=== Entries ===
__________________________________________________

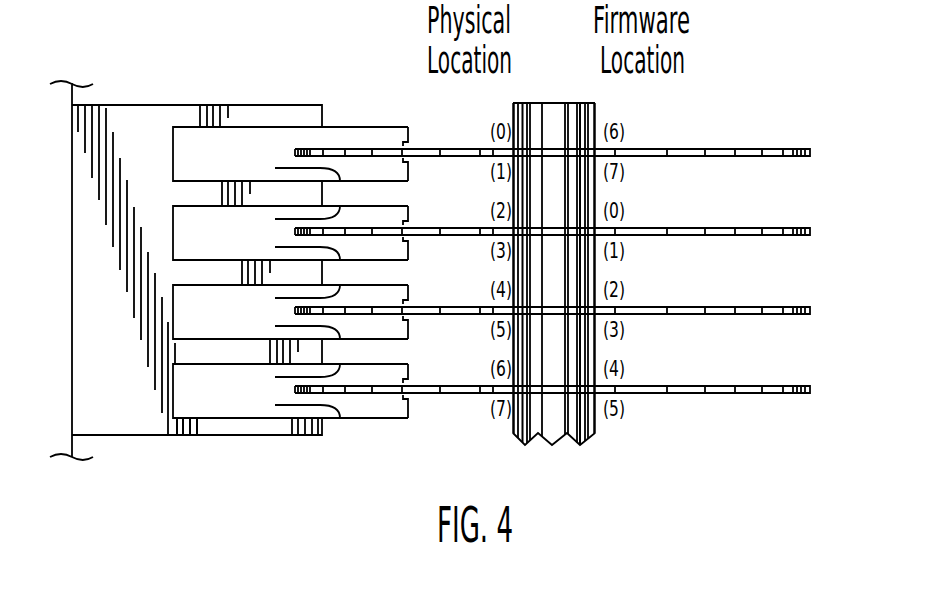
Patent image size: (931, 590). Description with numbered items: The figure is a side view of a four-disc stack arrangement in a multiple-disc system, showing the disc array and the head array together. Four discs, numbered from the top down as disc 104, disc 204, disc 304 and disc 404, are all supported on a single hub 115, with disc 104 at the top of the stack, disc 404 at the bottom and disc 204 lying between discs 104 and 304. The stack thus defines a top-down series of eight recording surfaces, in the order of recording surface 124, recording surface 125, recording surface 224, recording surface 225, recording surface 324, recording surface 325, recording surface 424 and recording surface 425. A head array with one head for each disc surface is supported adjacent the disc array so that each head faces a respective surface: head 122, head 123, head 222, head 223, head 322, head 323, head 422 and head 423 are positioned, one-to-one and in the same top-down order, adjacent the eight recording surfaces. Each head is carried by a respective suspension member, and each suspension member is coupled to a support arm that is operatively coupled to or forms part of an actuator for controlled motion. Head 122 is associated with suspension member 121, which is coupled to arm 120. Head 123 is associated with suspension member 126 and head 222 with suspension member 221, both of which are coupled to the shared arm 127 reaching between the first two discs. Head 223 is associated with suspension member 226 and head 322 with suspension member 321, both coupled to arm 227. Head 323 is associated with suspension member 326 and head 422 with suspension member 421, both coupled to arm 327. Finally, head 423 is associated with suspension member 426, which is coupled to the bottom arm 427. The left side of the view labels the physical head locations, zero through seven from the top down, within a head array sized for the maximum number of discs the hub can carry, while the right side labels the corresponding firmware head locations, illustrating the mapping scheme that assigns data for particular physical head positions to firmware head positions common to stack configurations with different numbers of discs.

The arm 120 is at (262, 104).
The suspension member 121 is at (342, 125).
The head 122 is at (412, 142).
The head 123 is at (410, 163).
The recording surface 124 is at (648, 149).
The recording surface 125 is at (718, 157).
The suspension member 126 is at (292, 168).
The arm 127 is at (203, 196).
The disc 104 is at (808, 149).
The hub 115 is at (540, 103).
The suspension member 221 is at (292, 219).
The head 222 is at (411, 221).
The head 223 is at (410, 242).
The recording surface 224 is at (648, 228).
The recording surface 225 is at (718, 236).
The suspension member 226 is at (292, 247).
The arm 227 is at (203, 275).
The disc 204 is at (808, 228).
The suspension member 321 is at (292, 298).
The head 322 is at (411, 300).
The head 323 is at (410, 321).
The recording surface 324 is at (648, 307).
The recording surface 325 is at (718, 315).
The suspension member 326 is at (292, 326).
The arm 327 is at (203, 354).
The disc 304 is at (808, 307).
The suspension member 421 is at (292, 377).
The head 422 is at (411, 379).
The head 423 is at (410, 400).
The recording surface 424 is at (648, 386).
The recording surface 425 is at (718, 394).
The suspension member 426 is at (292, 405).
The arm 427 is at (213, 428).
The disc 404 is at (808, 386).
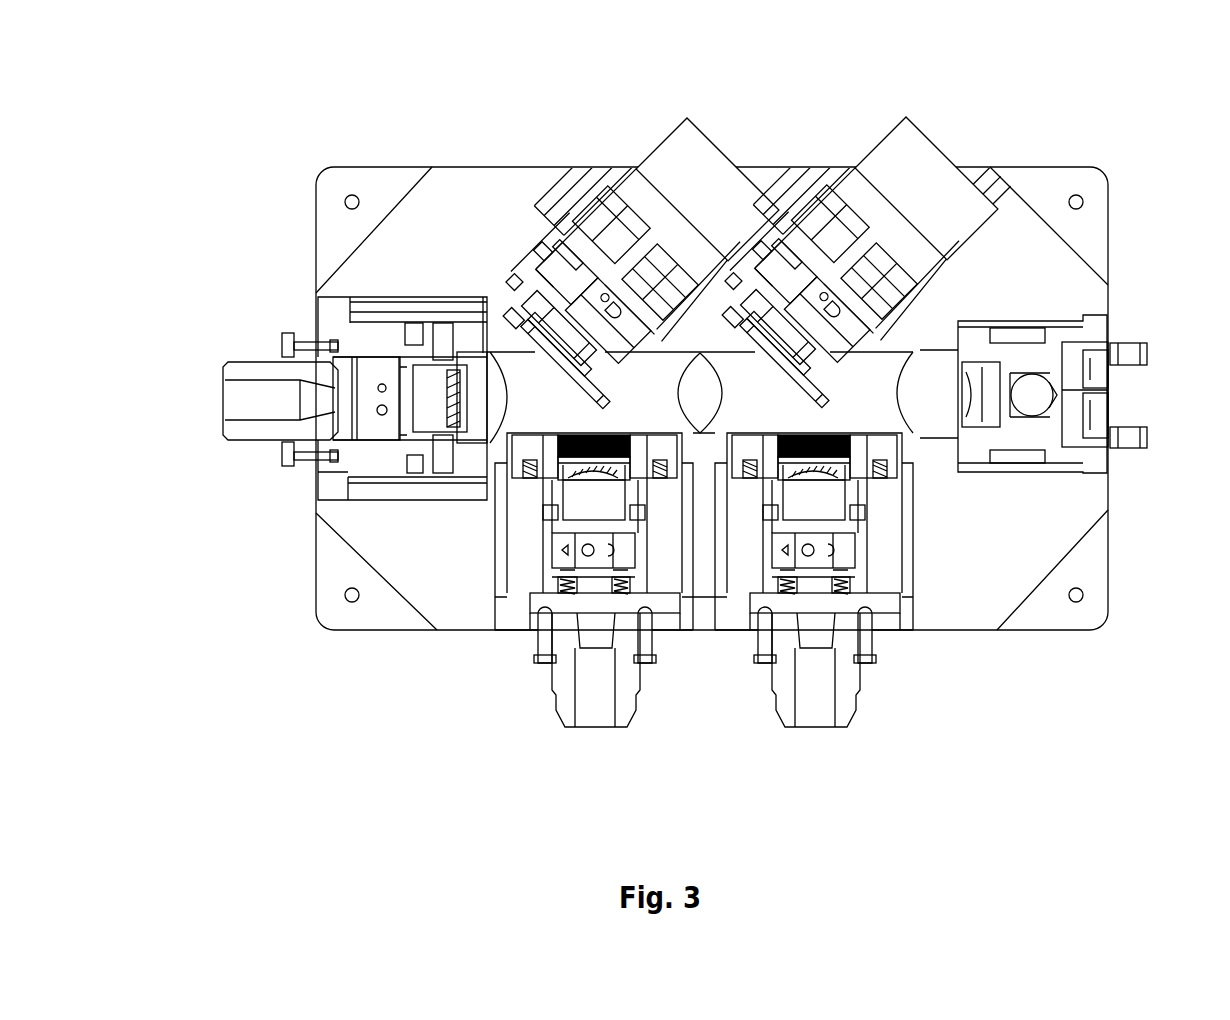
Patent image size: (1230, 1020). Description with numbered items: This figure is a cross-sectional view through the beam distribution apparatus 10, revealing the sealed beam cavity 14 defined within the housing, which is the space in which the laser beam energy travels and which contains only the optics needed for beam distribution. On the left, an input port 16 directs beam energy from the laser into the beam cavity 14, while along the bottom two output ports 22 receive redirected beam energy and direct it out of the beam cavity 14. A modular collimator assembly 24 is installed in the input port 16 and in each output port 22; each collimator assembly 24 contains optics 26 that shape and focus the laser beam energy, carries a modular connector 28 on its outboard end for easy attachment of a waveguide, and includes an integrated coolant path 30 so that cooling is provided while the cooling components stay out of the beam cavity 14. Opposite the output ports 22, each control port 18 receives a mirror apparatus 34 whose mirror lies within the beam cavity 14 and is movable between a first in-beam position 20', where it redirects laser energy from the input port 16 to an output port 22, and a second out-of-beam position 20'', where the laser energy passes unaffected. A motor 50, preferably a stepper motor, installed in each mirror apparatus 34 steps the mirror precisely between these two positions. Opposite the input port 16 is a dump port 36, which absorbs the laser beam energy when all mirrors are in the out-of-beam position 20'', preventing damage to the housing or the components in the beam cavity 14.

The beam distribution apparatus 10 is at (1153, 101).
The beam cavity 14 is at (722, 473).
The input port 16 is at (317, 298).
The control port 18 is at (605, 177).
The in-beam position 20' is at (593, 364).
The out-of-beam position 20'' is at (816, 363).
The output port 22 is at (513, 612).
The collimator assembly 24 is at (325, 482).
The optics 26 is at (450, 402).
The modular connector 28 is at (225, 373).
The coolant path 30 is at (763, 517).
The mirror apparatus 34 is at (748, 120).
The dump port 36 is at (1110, 315).
The motor 50 is at (693, 138).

__________________________________________________

Rewrite the data above with "Description with numbered items" changed to "Numbered description" throughout and everything else left as it is. Omit the pictures.

Patent image size: (931, 590). Numbered description: The figure is a side view of a four-disc stack arrangement in a multiple-disc system, showing the disc array and the head array together. Four discs, numbered from the top down as disc 104, disc 204, disc 304 and disc 404, are all supported on a single hub 115, with disc 104 at the top of the stack, disc 404 at the bottom and disc 204 lying between discs 104 and 304. The stack thus defines a top-down series of eight recording surfaces, in the order of recording surface 124, recording surface 125, recording surface 224, recording surface 225, recording surface 324, recording surface 325, recording surface 424 and recording surface 425. A head array with one head for each disc surface is supported adjacent the disc array so that each head faces a respective surface: head 122, head 123, head 222, head 223, head 322, head 323, head 422 and head 423 are positioned, one-to-one and in the same top-down order, adjacent the eight recording surfaces. Each head is carried by a respective suspension member, and each suspension member is coupled to a support arm that is operatively coupled to or forms part of an actuator for controlled motion. Head 122 is associated with suspension member 121, which is coupled to arm 120. Head 123 is associated with suspension member 126 and head 222 with suspension member 221, both of which are coupled to the shared arm 127 reaching between the first two discs. Head 223 is associated with suspension member 226 and head 322 with suspension member 321, both coupled to arm 227. Head 323 is associated with suspension member 326 and head 422 with suspension member 421, both coupled to arm 327. Finally, head 423 is associated with suspension member 426, which is coupled to the bottom arm 427. The left side of the view labels the physical head locations, zero through seven from the top down, within a head array sized for the maximum number of discs the hub can carry, while the right side labels the corresponding firmware head locations, illustrating the mapping scheme that assigns data for particular physical head positions to firmware head positions common to stack configurations with different numbers of discs.

The arm 120 is at (262, 104).
The suspension member 121 is at (342, 125).
The head 122 is at (412, 142).
The head 123 is at (410, 163).
The recording surface 124 is at (648, 149).
The recording surface 125 is at (718, 157).
The suspension member 126 is at (292, 168).
The arm 127 is at (203, 196).
The disc 104 is at (808, 149).
The hub 115 is at (540, 103).
The suspension member 221 is at (292, 219).
The head 222 is at (411, 221).
The head 223 is at (410, 242).
The recording surface 224 is at (648, 228).
The recording surface 225 is at (718, 236).
The suspension member 226 is at (292, 247).
The arm 227 is at (203, 275).
The disc 204 is at (808, 228).
The suspension member 321 is at (292, 298).
The head 322 is at (411, 300).
The head 323 is at (410, 321).
The recording surface 324 is at (648, 307).
The recording surface 325 is at (718, 315).
The suspension member 326 is at (292, 326).
The arm 327 is at (203, 354).
The disc 304 is at (808, 307).
The suspension member 421 is at (292, 377).
The head 422 is at (411, 379).
The head 423 is at (410, 400).
The recording surface 424 is at (648, 386).
The recording surface 425 is at (718, 394).
The suspension member 426 is at (292, 405).
The arm 427 is at (213, 428).
The disc 404 is at (808, 386).
Patent image size: (1230, 1020). Numbered description: This figure is a cross-sectional view through the beam distribution apparatus 10, revealing the sealed beam cavity 14 defined within the housing, which is the space in which the laser beam energy travels and which contains only the optics needed for beam distribution. On the left, an input port 16 directs beam energy from the laser into the beam cavity 14, while along the bottom two output ports 22 receive redirected beam energy and direct it out of the beam cavity 14. A modular collimator assembly 24 is installed in the input port 16 and in each output port 22; each collimator assembly 24 contains optics 26 that shape and focus the laser beam energy, carries a modular connector 28 on its outboard end for easy attachment of a waveguide, and includes an integrated coolant path 30 so that cooling is provided while the cooling components stay out of the beam cavity 14. Opposite the output ports 22, each control port 18 receives a mirror apparatus 34 whose mirror lies within the beam cavity 14 and is movable between a first in-beam position 20', where it redirects laser energy from the input port 16 to an output port 22, and a second out-of-beam position 20'', where the laser energy passes unaffected. A motor 50, preferably a stepper motor, installed in each mirror apparatus 34 steps the mirror precisely between these two positions. Opposite the input port 16 is a dump port 36, which absorbs the laser beam energy when all mirrors are in the out-of-beam position 20'', preventing damage to the housing or the components in the beam cavity 14.

The beam distribution apparatus 10 is at (1153, 101).
The beam cavity 14 is at (722, 473).
The input port 16 is at (317, 298).
The control port 18 is at (605, 177).
The in-beam position 20' is at (593, 364).
The out-of-beam position 20'' is at (816, 363).
The output port 22 is at (513, 612).
The collimator assembly 24 is at (325, 482).
The optics 26 is at (450, 402).
The modular connector 28 is at (225, 373).
The coolant path 30 is at (763, 517).
The mirror apparatus 34 is at (748, 120).
The dump port 36 is at (1110, 315).
The motor 50 is at (693, 138).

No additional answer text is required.